### THE EXERCISE
Go through the data below. List every line that holds the word "Ryzen".

....

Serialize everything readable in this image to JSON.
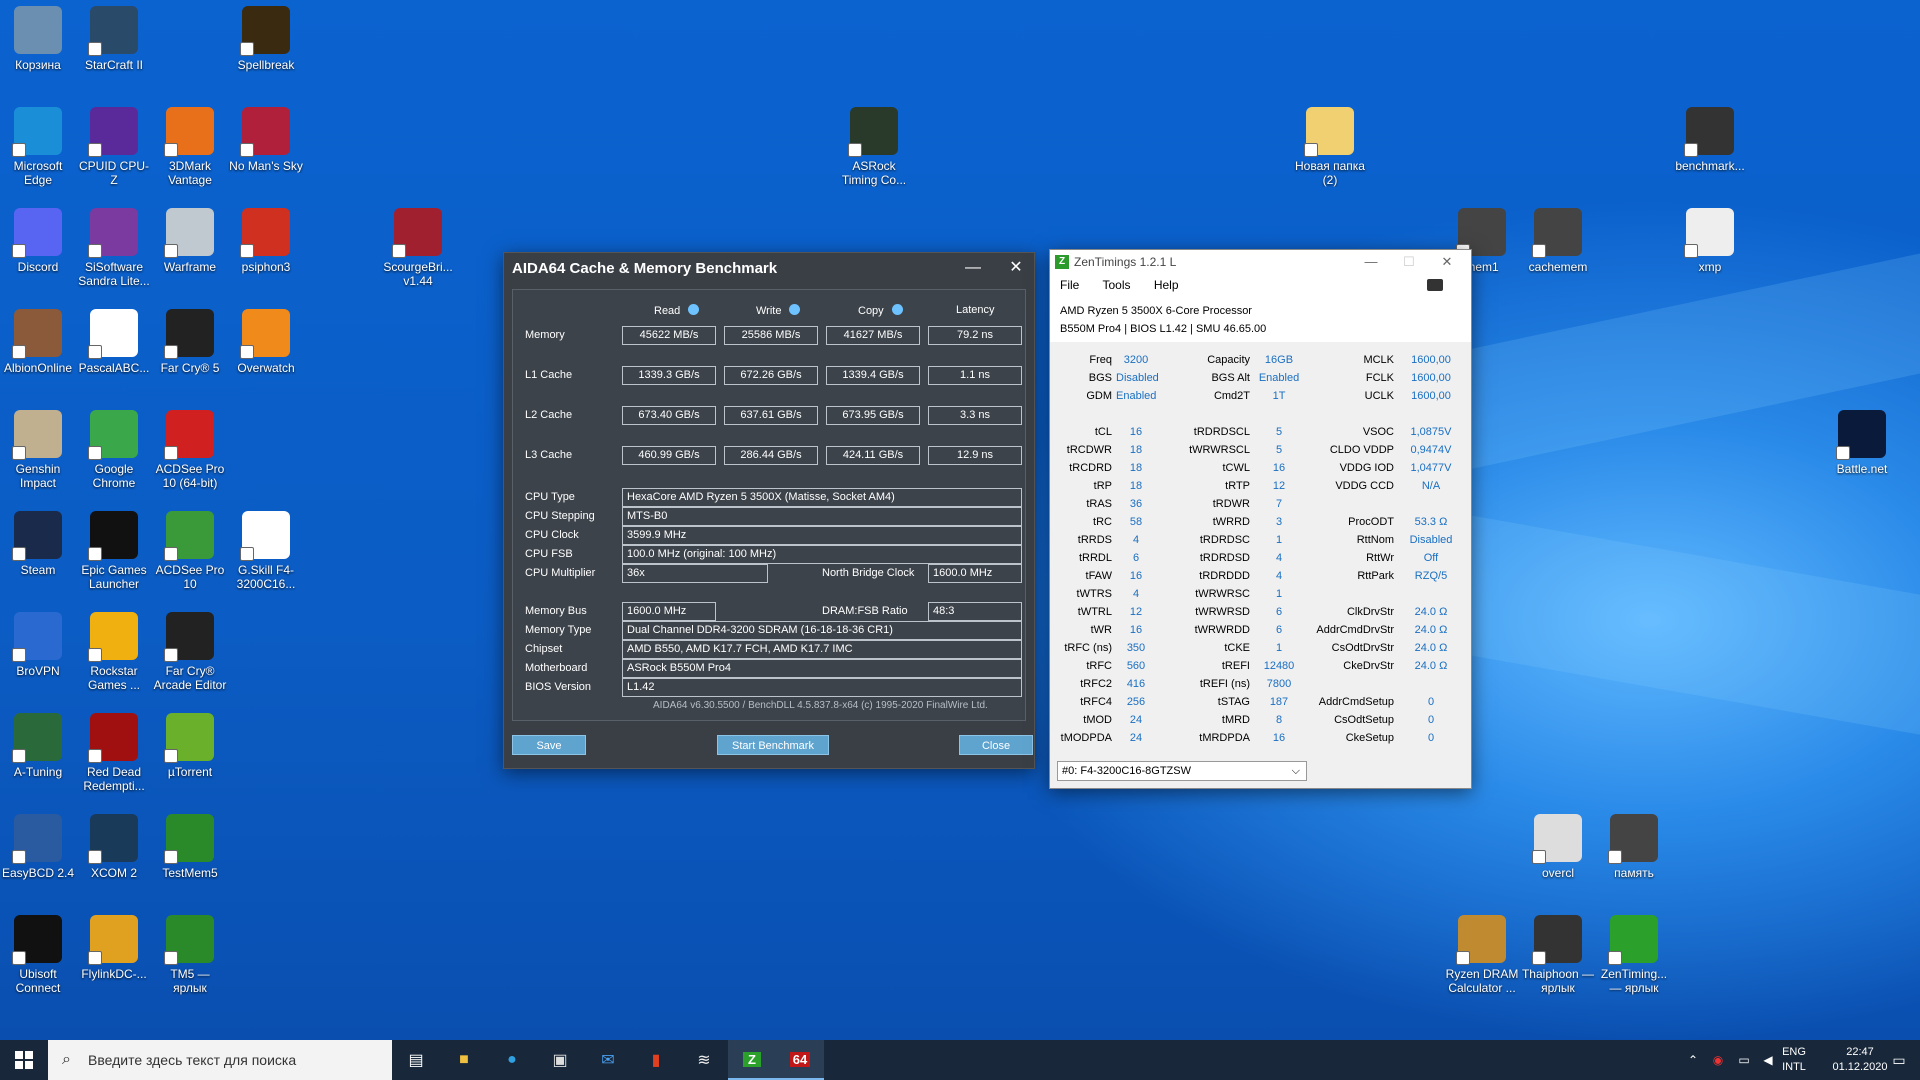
{
  "desktop_icons": [
    {
      "label": "Корзина",
      "icon": "recycle-bin-icon",
      "color": "#6a8fb0"
    },
    {
      "label": "StarCraft II",
      "icon": "starcraft-icon",
      "color": "#2a4a6a"
    },
    {
      "label": "Spellbreak",
      "icon": "spellbreak-icon",
      "color": "#3a2a10"
    },
    {
      "label": "Microsoft Edge",
      "icon": "edge-icon",
      "color": "#1a8fd8"
    },
    {
      "label": "CPUID CPU-Z",
      "icon": "cpuz-icon",
      "color": "#5a2a9a"
    },
    {
      "label": "3DMark Vantage",
      "icon": "3dmark-icon",
      "color": "#e8701a"
    },
    {
      "label": "No Man's Sky",
      "icon": "nomanssky-icon",
      "color": "#b0203a"
    },
    {
      "label": "ASRock Timing Co...",
      "icon": "asrock-timing-icon",
      "color": "#2a3a2a"
    },
    {
      "label": "Новая папка (2)",
      "icon": "folder-icon",
      "color": "#f0d070"
    },
    {
      "label": "benchmark...",
      "icon": "image-file-icon",
      "color": "#333"
    },
    {
      "label": "Discord",
      "icon": "discord-icon",
      "color": "#5865f2"
    },
    {
      "label": "SiSoftware Sandra Lite...",
      "icon": "sandra-icon",
      "color": "#7a3aa0"
    },
    {
      "label": "Warframe",
      "icon": "warframe-icon",
      "color": "#c0c8d0"
    },
    {
      "label": "psiphon3",
      "icon": "psiphon-icon",
      "color": "#d03020"
    },
    {
      "label": "ScourgeBri... v1.44",
      "icon": "scourgebringer-icon",
      "color": "#a02030"
    },
    {
      "label": "mem1",
      "icon": "image-file-icon",
      "color": "#444"
    },
    {
      "label": "cachemem",
      "icon": "image-file-icon",
      "color": "#444"
    },
    {
      "label": "xmp",
      "icon": "image-file-icon",
      "color": "#eee"
    },
    {
      "label": "AlbionOnline",
      "icon": "albion-icon",
      "color": "#8a5a3a"
    },
    {
      "label": "PascalABC...",
      "icon": "pascalabc-icon",
      "color": "#fff"
    },
    {
      "label": "Far Cry® 5",
      "icon": "farcry5-icon",
      "color": "#222"
    },
    {
      "label": "Overwatch",
      "icon": "overwatch-icon",
      "color": "#f08a1a"
    },
    {
      "label": "Battle.net",
      "icon": "battlenet-icon",
      "color": "#0a1a3a"
    },
    {
      "label": "Genshin Impact",
      "icon": "genshin-icon",
      "color": "#c0b090"
    },
    {
      "label": "Google Chrome",
      "icon": "chrome-icon",
      "color": "#3aa84a"
    },
    {
      "label": "ACDSee Pro 10 (64-bit)",
      "icon": "acdsee-icon",
      "color": "#d02020"
    },
    {
      "label": "Steam",
      "icon": "steam-icon",
      "color": "#1a2a4a"
    },
    {
      "label": "Epic Games Launcher",
      "icon": "epic-icon",
      "color": "#111"
    },
    {
      "label": "ACDSee Pro 10",
      "icon": "acdsee-new-icon",
      "color": "#3a9a3a"
    },
    {
      "label": "G.Skill F4-3200C16...",
      "icon": "text-file-icon",
      "color": "#fff"
    },
    {
      "label": "BroVPN",
      "icon": "brovpn-icon",
      "color": "#2a6ad0"
    },
    {
      "label": "Rockstar Games ...",
      "icon": "rockstar-icon",
      "color": "#f0b010"
    },
    {
      "label": "Far Cry® Arcade Editor",
      "icon": "farcry-arcade-icon",
      "color": "#222"
    },
    {
      "label": "A-Tuning",
      "icon": "atuning-icon",
      "color": "#2a6a3a"
    },
    {
      "label": "Red Dead Redempti...",
      "icon": "rdr-icon",
      "color": "#a01010"
    },
    {
      "label": "µTorrent",
      "icon": "utorrent-icon",
      "color": "#6ab02a"
    },
    {
      "label": "overcl",
      "icon": "image-file-icon",
      "color": "#ddd"
    },
    {
      "label": "память",
      "icon": "image-file-icon",
      "color": "#444"
    },
    {
      "label": "EasyBCD 2.4",
      "icon": "easybcd-icon",
      "color": "#2a5aa0"
    },
    {
      "label": "XCOM 2",
      "icon": "xcom-icon",
      "color": "#1a3a5a"
    },
    {
      "label": "TestMem5",
      "icon": "testmem-icon",
      "color": "#2a8a2a"
    },
    {
      "label": "Ubisoft Connect",
      "icon": "ubisoft-icon",
      "color": "#111"
    },
    {
      "label": "FlylinkDC-...",
      "icon": "flylink-icon",
      "color": "#e0a020"
    },
    {
      "label": "TM5 — ярлык",
      "icon": "testmem-icon",
      "color": "#2a8a2a"
    },
    {
      "label": "Ryzen DRAM Calculator ...",
      "icon": "dram-calc-icon",
      "color": "#c08a30"
    },
    {
      "label": "Thaiphoon — ярлык",
      "icon": "thaiphoon-icon",
      "color": "#333"
    },
    {
      "label": "ZenTiming... — ярлык",
      "icon": "zentimings-icon",
      "color": "#2ba02b"
    }
  ],
  "aida": {
    "title": "AIDA64 Cache & Memory Benchmark",
    "minimize": "—",
    "close": "✕",
    "headers": [
      "Read",
      "Write",
      "Copy",
      "Latency"
    ],
    "rows": [
      {
        "label": "Memory",
        "values": [
          "45622 MB/s",
          "25586 MB/s",
          "41627 MB/s",
          "79.2 ns"
        ]
      },
      {
        "label": "L1 Cache",
        "values": [
          "1339.3 GB/s",
          "672.26 GB/s",
          "1339.4 GB/s",
          "1.1 ns"
        ]
      },
      {
        "label": "L2 Cache",
        "values": [
          "673.40 GB/s",
          "637.61 GB/s",
          "673.95 GB/s",
          "3.3 ns"
        ]
      },
      {
        "label": "L3 Cache",
        "values": [
          "460.99 GB/s",
          "286.44 GB/s",
          "424.11 GB/s",
          "12.9 ns"
        ]
      }
    ],
    "cpu_type_label": "CPU Type",
    "cpu_type": "HexaCore AMD Ryzen 5 3500X  (Matisse, Socket AM4)",
    "cpu_stepping_label": "CPU Stepping",
    "cpu_stepping": "MTS-B0",
    "cpu_clock_label": "CPU Clock",
    "cpu_clock": "3599.9 MHz",
    "cpu_fsb_label": "CPU FSB",
    "cpu_fsb": "100.0 MHz  (original: 100 MHz)",
    "cpu_mult_label": "CPU Multiplier",
    "cpu_mult": "36x",
    "nb_clock_label": "North Bridge Clock",
    "nb_clock": "1600.0 MHz",
    "mem_bus_label": "Memory Bus",
    "mem_bus": "1600.0 MHz",
    "dram_fsb_label": "DRAM:FSB Ratio",
    "dram_fsb": "48:3",
    "mem_type_label": "Memory Type",
    "mem_type": "Dual Channel DDR4-3200 SDRAM  (16-18-18-36 CR1)",
    "chipset_label": "Chipset",
    "chipset": "AMD B550, AMD K17.7 FCH, AMD K17.7 IMC",
    "mobo_label": "Motherboard",
    "mobo": "ASRock B550M Pro4",
    "bios_label": "BIOS Version",
    "bios": "L1.42",
    "footer": "AIDA64 v6.30.5500 / BenchDLL 4.5.837.8-x64  (c) 1995-2020 FinalWire Ltd.",
    "save": "Save",
    "start": "Start Benchmark",
    "close_btn": "Close"
  },
  "zen": {
    "title": "ZenTimings 1.2.1 L",
    "menu": [
      "File",
      "Tools",
      "Help"
    ],
    "cpu": "AMD Ryzen 5 3500X 6-Core Processor",
    "board": "B550M Pro4 | BIOS L1.42 | SMU 46.65.00",
    "rows": [
      [
        "Freq",
        "3200",
        "Capacity",
        "16GB",
        "MCLK",
        "1600,00"
      ],
      [
        "BGS",
        "Disabled",
        "BGS Alt",
        "Enabled",
        "FCLK",
        "1600,00"
      ],
      [
        "GDM",
        "Enabled",
        "Cmd2T",
        "1T",
        "UCLK",
        "1600,00"
      ],
      [
        "",
        "",
        "",
        "",
        "",
        ""
      ],
      [
        "tCL",
        "16",
        "tRDRDSCL",
        "5",
        "VSOC",
        "1,0875V"
      ],
      [
        "tRCDWR",
        "18",
        "tWRWRSCL",
        "5",
        "CLDO VDDP",
        "0,9474V"
      ],
      [
        "tRCDRD",
        "18",
        "tCWL",
        "16",
        "VDDG IOD",
        "1,0477V"
      ],
      [
        "tRP",
        "18",
        "tRTP",
        "12",
        "VDDG CCD",
        "N/A"
      ],
      [
        "tRAS",
        "36",
        "tRDWR",
        "7",
        "",
        ""
      ],
      [
        "tRC",
        "58",
        "tWRRD",
        "3",
        "ProcODT",
        "53.3 Ω"
      ],
      [
        "tRRDS",
        "4",
        "tRDRDSC",
        "1",
        "RttNom",
        "Disabled"
      ],
      [
        "tRRDL",
        "6",
        "tRDRDSD",
        "4",
        "RttWr",
        "Off"
      ],
      [
        "tFAW",
        "16",
        "tRDRDDD",
        "4",
        "RttPark",
        "RZQ/5"
      ],
      [
        "tWTRS",
        "4",
        "tWRWRSC",
        "1",
        "",
        ""
      ],
      [
        "tWTRL",
        "12",
        "tWRWRSD",
        "6",
        "ClkDrvStr",
        "24.0 Ω"
      ],
      [
        "tWR",
        "16",
        "tWRWRDD",
        "6",
        "AddrCmdDrvStr",
        "24.0 Ω"
      ],
      [
        "tRFC (ns)",
        "350",
        "tCKE",
        "1",
        "CsOdtDrvStr",
        "24.0 Ω"
      ],
      [
        "tRFC",
        "560",
        "tREFI",
        "12480",
        "CkeDrvStr",
        "24.0 Ω"
      ],
      [
        "tRFC2",
        "416",
        "tREFI (ns)",
        "7800",
        "",
        ""
      ],
      [
        "tRFC4",
        "256",
        "tSTAG",
        "187",
        "AddrCmdSetup",
        "0"
      ],
      [
        "tMOD",
        "24",
        "tMRD",
        "8",
        "CsOdtSetup",
        "0"
      ],
      [
        "tMODPDA",
        "24",
        "tMRDPDA",
        "16",
        "CkeSetup",
        "0"
      ]
    ],
    "module": "#0: F4-3200C16-8GTZSW"
  },
  "taskbar": {
    "search_placeholder": "Введите здесь текст для поиска",
    "lang": "ENG",
    "layout": "INTL",
    "time": "22:47",
    "date": "01.12.2020"
  }
}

....

### SOLUTION TO THIS PROBLEM
      "label": "Ryzen DRAM Calculator ...",
    "cpu_type": "HexaCore AMD Ryzen 5 3500X  (Matisse, Socket AM4)",
    "cpu": "AMD Ryzen 5 3500X 6-Core Processor",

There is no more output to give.